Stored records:
====================

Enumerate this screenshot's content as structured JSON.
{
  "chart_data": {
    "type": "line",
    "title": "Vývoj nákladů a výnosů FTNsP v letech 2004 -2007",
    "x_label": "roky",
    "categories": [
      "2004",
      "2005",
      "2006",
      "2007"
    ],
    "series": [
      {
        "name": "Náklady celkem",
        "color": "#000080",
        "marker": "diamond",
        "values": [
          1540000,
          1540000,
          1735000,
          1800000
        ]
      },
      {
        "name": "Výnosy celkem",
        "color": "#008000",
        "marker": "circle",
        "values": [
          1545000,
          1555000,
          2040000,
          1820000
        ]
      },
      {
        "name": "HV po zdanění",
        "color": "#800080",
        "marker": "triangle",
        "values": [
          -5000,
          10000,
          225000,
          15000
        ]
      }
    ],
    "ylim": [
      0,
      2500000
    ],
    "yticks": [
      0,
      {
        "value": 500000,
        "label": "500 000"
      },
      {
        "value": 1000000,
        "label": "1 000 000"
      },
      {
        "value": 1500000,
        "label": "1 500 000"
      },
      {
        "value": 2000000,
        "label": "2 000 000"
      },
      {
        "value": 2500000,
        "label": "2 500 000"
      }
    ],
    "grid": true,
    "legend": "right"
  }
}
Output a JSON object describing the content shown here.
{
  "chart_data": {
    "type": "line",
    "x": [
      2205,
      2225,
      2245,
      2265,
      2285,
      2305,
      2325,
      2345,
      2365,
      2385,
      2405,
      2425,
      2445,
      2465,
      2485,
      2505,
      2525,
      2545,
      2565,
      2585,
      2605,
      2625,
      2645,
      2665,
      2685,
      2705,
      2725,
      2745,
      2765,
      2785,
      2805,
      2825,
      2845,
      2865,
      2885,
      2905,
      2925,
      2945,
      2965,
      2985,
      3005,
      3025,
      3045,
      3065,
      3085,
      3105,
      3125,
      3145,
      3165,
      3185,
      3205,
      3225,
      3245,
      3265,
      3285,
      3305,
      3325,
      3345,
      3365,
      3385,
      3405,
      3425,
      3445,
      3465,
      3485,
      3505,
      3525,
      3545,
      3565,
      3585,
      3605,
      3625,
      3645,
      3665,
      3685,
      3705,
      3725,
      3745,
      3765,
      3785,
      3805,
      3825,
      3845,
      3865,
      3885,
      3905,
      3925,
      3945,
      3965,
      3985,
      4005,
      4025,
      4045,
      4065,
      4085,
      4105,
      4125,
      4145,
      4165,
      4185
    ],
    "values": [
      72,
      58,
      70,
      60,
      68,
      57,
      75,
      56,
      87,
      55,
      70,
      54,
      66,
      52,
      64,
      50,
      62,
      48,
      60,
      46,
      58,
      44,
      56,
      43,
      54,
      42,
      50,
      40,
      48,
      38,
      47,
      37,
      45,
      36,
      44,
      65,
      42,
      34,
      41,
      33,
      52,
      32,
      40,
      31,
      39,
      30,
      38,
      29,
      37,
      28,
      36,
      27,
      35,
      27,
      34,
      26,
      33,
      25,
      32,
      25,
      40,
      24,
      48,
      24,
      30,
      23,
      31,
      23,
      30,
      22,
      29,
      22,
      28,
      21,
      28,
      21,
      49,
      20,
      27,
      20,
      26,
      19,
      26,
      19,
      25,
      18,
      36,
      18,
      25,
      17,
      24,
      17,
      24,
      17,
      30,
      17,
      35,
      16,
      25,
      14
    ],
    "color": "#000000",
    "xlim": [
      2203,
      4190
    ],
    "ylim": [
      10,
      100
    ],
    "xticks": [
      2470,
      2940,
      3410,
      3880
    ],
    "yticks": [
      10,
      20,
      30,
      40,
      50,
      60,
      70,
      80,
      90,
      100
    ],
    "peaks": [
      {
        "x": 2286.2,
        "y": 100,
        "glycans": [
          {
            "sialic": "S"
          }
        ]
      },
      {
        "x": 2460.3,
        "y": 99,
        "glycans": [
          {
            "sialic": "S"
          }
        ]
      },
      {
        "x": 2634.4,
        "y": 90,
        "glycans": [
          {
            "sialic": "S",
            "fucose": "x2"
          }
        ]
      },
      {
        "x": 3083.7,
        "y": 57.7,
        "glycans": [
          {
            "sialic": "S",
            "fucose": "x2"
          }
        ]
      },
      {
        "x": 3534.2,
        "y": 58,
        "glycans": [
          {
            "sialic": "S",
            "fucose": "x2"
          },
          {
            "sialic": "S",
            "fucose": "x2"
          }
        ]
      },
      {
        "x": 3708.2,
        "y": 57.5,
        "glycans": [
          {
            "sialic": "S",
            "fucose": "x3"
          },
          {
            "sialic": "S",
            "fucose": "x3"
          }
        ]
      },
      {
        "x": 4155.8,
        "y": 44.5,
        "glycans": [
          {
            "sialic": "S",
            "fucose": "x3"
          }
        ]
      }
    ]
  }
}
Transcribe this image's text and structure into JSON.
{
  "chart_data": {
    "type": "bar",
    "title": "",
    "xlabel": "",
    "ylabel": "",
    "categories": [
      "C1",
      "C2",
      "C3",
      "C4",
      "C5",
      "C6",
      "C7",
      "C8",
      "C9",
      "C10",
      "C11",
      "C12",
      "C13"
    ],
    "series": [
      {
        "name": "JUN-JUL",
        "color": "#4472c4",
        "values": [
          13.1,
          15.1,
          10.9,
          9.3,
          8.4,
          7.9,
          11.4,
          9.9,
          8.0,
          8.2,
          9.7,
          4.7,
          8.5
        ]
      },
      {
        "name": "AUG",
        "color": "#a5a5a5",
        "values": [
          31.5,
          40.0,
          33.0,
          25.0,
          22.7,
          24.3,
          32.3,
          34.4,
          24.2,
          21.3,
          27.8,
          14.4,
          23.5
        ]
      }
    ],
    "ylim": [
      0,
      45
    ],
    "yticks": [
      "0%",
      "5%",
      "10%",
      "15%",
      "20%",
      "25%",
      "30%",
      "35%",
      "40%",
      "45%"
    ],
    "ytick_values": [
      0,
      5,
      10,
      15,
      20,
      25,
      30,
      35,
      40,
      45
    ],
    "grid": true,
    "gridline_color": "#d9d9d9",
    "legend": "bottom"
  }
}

====================

* Exercise requirements
Each line from the one containing "Transcribe this image's" to the end of the records should be echoed exactly, and no other line.

* In response
Transcribe this image's text and structure into JSON.
{
  "chart_data": {
    "type": "bar",
    "title": "",
    "xlabel": "",
    "ylabel": "",
    "categories": [
      "C1",
      "C2",
      "C3",
      "C4",
      "C5",
      "C6",
      "C7",
      "C8",
      "C9",
      "C10",
      "C11",
      "C12",
      "C13"
    ],
    "series": [
      {
        "name": "JUN-JUL",
        "color": "#4472c4",
        "values": [
          13.1,
          15.1,
          10.9,
          9.3,
          8.4,
          7.9,
          11.4,
          9.9,
          8.0,
          8.2,
          9.7,
          4.7,
          8.5
        ]
      },
      {
        "name": "AUG",
        "color": "#a5a5a5",
        "values": [
          31.5,
          40.0,
          33.0,
          25.0,
          22.7,
          24.3,
          32.3,
          34.4,
          24.2,
          21.3,
          27.8,
          14.4,
          23.5
        ]
      }
    ],
    "ylim": [
      0,
      45
    ],
    "yticks": [
      "0%",
      "5%",
      "10%",
      "15%",
      "20%",
      "25%",
      "30%",
      "35%",
      "40%",
      "45%"
    ],
    "ytick_values": [
      0,
      5,
      10,
      15,
      20,
      25,
      30,
      35,
      40,
      45
    ],
    "grid": true,
    "gridline_color": "#d9d9d9",
    "legend": "bottom"
  }
}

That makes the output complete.